* **Items from a data source**:
------------------------------------------------------------

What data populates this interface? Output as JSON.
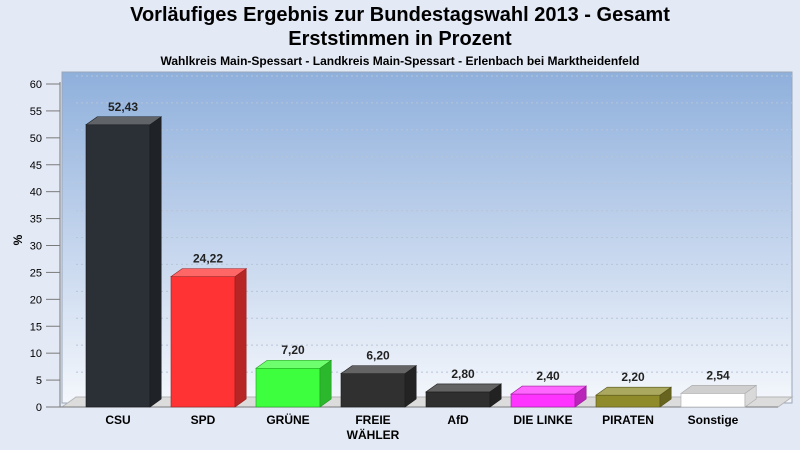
{
  "chart_data": {
    "type": "bar",
    "title": "Vorläufiges Ergebnis zur Bundestagswahl 2013 - Gesamt",
    "title_line2": "Erststimmen in Prozent",
    "subtitle": "Wahlkreis Main-Spessart - Landkreis Main-Spessart - Erlenbach bei Marktheidenfeld",
    "ylabel": "%",
    "ylim": [
      0,
      60
    ],
    "yticks": [
      0,
      5,
      10,
      15,
      20,
      25,
      30,
      35,
      40,
      45,
      50,
      55,
      60
    ],
    "grid": true,
    "categories": [
      {
        "label": [
          "CSU"
        ],
        "value": 52.43,
        "value_label": "52,43",
        "color": "#2b2f36"
      },
      {
        "label": [
          "SPD"
        ],
        "value": 24.22,
        "value_label": "24,22",
        "color": "#ff3333"
      },
      {
        "label": [
          "GRÜNE"
        ],
        "value": 7.2,
        "value_label": "7,20",
        "color": "#3dff3d"
      },
      {
        "label": [
          "FREIE",
          "WÄHLER"
        ],
        "value": 6.2,
        "value_label": "6,20",
        "color": "#303030"
      },
      {
        "label": [
          "AfD"
        ],
        "value": 2.8,
        "value_label": "2,80",
        "color": "#2f2f2f"
      },
      {
        "label": [
          "DIE LINKE"
        ],
        "value": 2.4,
        "value_label": "2,40",
        "color": "#ff33ff"
      },
      {
        "label": [
          "PIRATEN"
        ],
        "value": 2.2,
        "value_label": "2,20",
        "color": "#8f8b2b"
      },
      {
        "label": [
          "Sonstige"
        ],
        "value": 2.54,
        "value_label": "2,54",
        "color": "#ffffff"
      }
    ]
  }
}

------------------------------------------------------------

* **What to do**:
Reproduce all the entries that precede this task, word for word, minus any pictures.

* **Exercise result**:
What data populates this interface? Output as JSON.
{
  "chart_data": {
    "type": "bar",
    "title": "Vorläufiges Ergebnis zur Bundestagswahl 2013 - Gesamt",
    "title_line2": "Erststimmen in Prozent",
    "subtitle": "Wahlkreis Main-Spessart - Landkreis Main-Spessart - Erlenbach bei Marktheidenfeld",
    "ylabel": "%",
    "ylim": [
      0,
      60
    ],
    "yticks": [
      0,
      5,
      10,
      15,
      20,
      25,
      30,
      35,
      40,
      45,
      50,
      55,
      60
    ],
    "grid": true,
    "categories": [
      {
        "label": [
          "CSU"
        ],
        "value": 52.43,
        "value_label": "52,43",
        "color": "#2b2f36"
      },
      {
        "label": [
          "SPD"
        ],
        "value": 24.22,
        "value_label": "24,22",
        "color": "#ff3333"
      },
      {
        "label": [
          "GRÜNE"
        ],
        "value": 7.2,
        "value_label": "7,20",
        "color": "#3dff3d"
      },
      {
        "label": [
          "FREIE",
          "WÄHLER"
        ],
        "value": 6.2,
        "value_label": "6,20",
        "color": "#303030"
      },
      {
        "label": [
          "AfD"
        ],
        "value": 2.8,
        "value_label": "2,80",
        "color": "#2f2f2f"
      },
      {
        "label": [
          "DIE LINKE"
        ],
        "value": 2.4,
        "value_label": "2,40",
        "color": "#ff33ff"
      },
      {
        "label": [
          "PIRATEN"
        ],
        "value": 2.2,
        "value_label": "2,20",
        "color": "#8f8b2b"
      },
      {
        "label": [
          "Sonstige"
        ],
        "value": 2.54,
        "value_label": "2,54",
        "color": "#ffffff"
      }
    ]
  }
}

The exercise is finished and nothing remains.